→ **Stated problem**
Below are some records; retype all of them exactly.

Items from a dataset:
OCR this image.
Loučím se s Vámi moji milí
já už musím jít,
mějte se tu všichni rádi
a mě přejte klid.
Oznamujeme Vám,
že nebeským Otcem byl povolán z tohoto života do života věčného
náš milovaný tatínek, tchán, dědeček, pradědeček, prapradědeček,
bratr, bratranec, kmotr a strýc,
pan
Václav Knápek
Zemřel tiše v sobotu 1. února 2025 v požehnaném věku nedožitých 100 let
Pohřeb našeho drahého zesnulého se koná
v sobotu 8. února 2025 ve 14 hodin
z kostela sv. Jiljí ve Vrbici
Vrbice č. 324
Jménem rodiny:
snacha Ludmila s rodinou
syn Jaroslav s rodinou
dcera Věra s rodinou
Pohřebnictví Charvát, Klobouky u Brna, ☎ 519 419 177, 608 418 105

→ **Result**
OCR this image.
Loučím se s Vámi moji milí
já už musím jít,
mějte se tu všichni rádi
a mě přejte klid.
Oznamujeme Vám,
že nebeským Otcem byl povolán z tohoto života do života věčného
náš milovaný tatínek, tchán, dědeček, pradědeček, prapradědeček,
bratr, bratranec, kmotr a strýc,
pan
Václav Knápek
Zemřel tiše v sobotu 1. února 2025 v požehnaném věku nedožitých 100 let
Pohřeb našeho drahého zesnulého se koná
v sobotu 8. února 2025 ve 14 hodin
z kostela sv. Jiljí ve Vrbici
Vrbice č. 324
Jménem rodiny:
snacha Ludmila s rodinou
syn Jaroslav s rodinou
dcera Věra s rodinou
Pohřebnictví Charvát, Klobouky u Brna, ☎ 519 419 177, 608 418 105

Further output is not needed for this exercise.